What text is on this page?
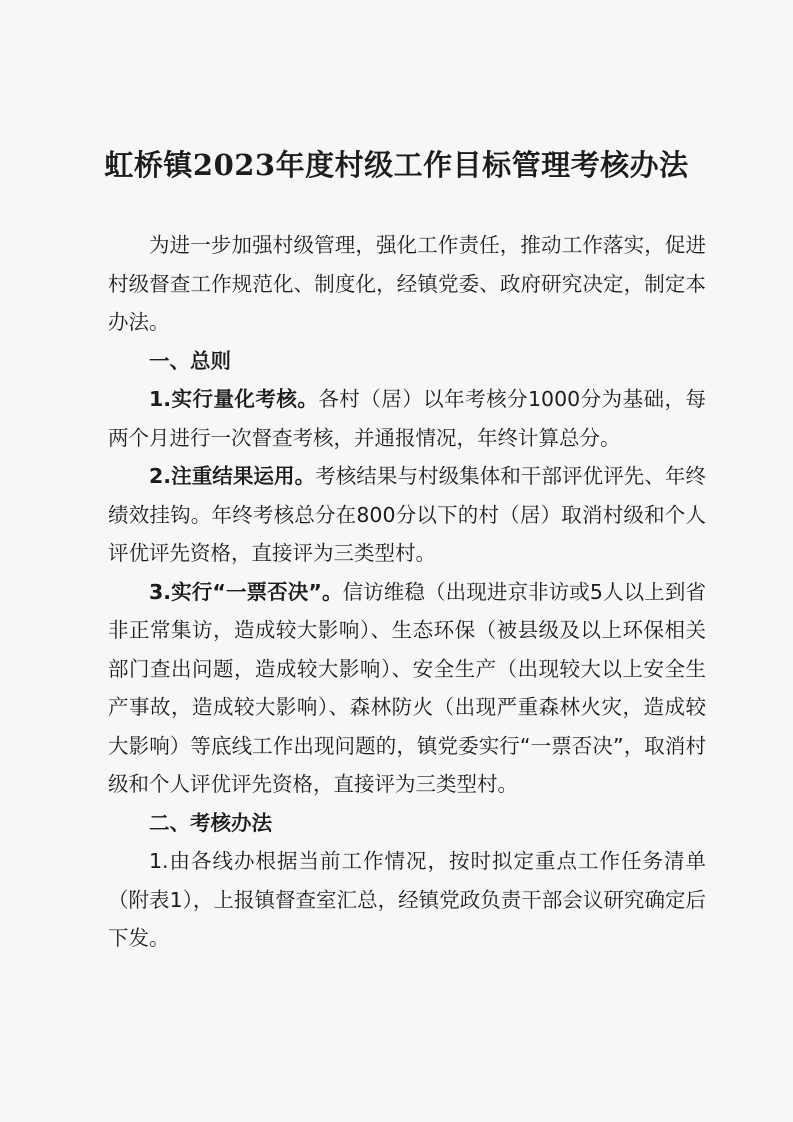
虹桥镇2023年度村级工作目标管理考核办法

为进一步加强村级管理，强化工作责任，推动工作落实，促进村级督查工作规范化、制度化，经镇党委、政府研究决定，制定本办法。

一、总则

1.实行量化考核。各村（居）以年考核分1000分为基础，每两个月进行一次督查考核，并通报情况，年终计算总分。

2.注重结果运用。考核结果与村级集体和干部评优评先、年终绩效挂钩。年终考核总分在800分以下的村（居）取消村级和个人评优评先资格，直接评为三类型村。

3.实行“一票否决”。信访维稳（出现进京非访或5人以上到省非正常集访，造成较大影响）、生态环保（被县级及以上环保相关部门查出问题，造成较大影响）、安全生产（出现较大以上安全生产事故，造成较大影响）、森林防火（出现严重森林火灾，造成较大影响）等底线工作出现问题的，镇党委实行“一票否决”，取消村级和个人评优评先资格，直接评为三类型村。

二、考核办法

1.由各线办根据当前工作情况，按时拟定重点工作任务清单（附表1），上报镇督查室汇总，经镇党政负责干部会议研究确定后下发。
--
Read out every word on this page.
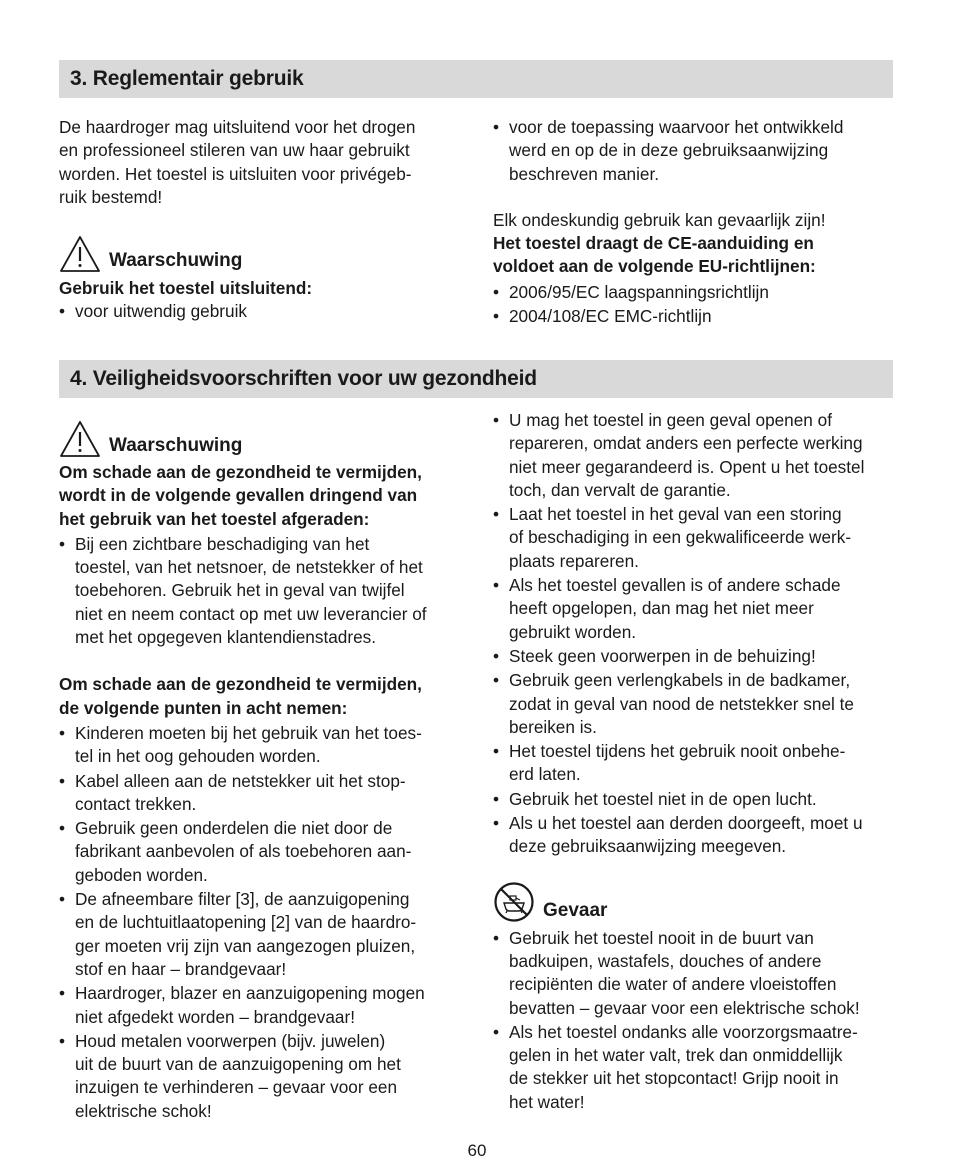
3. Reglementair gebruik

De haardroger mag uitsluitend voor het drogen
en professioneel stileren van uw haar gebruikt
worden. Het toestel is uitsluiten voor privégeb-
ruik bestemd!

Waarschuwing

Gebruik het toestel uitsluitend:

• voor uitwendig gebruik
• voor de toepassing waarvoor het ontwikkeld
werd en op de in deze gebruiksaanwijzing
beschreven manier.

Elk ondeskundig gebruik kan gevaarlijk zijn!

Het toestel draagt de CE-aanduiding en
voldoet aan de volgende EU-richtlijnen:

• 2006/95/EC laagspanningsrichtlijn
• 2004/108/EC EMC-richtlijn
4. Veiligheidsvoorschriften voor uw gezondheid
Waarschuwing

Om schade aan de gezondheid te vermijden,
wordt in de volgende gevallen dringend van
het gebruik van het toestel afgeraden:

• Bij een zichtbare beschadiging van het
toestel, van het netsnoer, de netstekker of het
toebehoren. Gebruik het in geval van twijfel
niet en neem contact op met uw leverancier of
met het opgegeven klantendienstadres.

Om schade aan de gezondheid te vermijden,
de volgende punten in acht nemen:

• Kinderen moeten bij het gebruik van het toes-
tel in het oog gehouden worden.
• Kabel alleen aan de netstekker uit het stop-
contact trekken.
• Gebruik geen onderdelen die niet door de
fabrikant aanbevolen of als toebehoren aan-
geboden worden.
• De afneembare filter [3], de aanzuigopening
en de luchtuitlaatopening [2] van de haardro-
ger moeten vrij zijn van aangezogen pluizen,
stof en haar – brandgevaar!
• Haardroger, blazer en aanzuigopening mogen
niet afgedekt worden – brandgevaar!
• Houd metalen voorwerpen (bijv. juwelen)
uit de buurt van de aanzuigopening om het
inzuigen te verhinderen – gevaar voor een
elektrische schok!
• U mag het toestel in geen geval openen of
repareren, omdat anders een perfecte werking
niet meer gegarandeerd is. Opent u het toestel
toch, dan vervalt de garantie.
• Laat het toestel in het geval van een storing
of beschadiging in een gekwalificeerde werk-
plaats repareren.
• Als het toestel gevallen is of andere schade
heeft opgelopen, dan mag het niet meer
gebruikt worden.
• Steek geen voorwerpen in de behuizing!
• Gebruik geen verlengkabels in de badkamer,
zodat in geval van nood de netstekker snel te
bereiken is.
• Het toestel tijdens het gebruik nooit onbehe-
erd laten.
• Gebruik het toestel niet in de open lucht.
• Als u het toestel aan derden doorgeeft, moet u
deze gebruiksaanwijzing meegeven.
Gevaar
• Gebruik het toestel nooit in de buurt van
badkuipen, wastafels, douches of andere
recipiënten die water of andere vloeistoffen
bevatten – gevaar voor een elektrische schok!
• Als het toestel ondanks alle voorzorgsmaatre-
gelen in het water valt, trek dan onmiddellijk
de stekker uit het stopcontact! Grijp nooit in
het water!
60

Given request: Among the lines of the data above, determine how many contain the word "andere". Report the number alone.

Answer to the problem: 3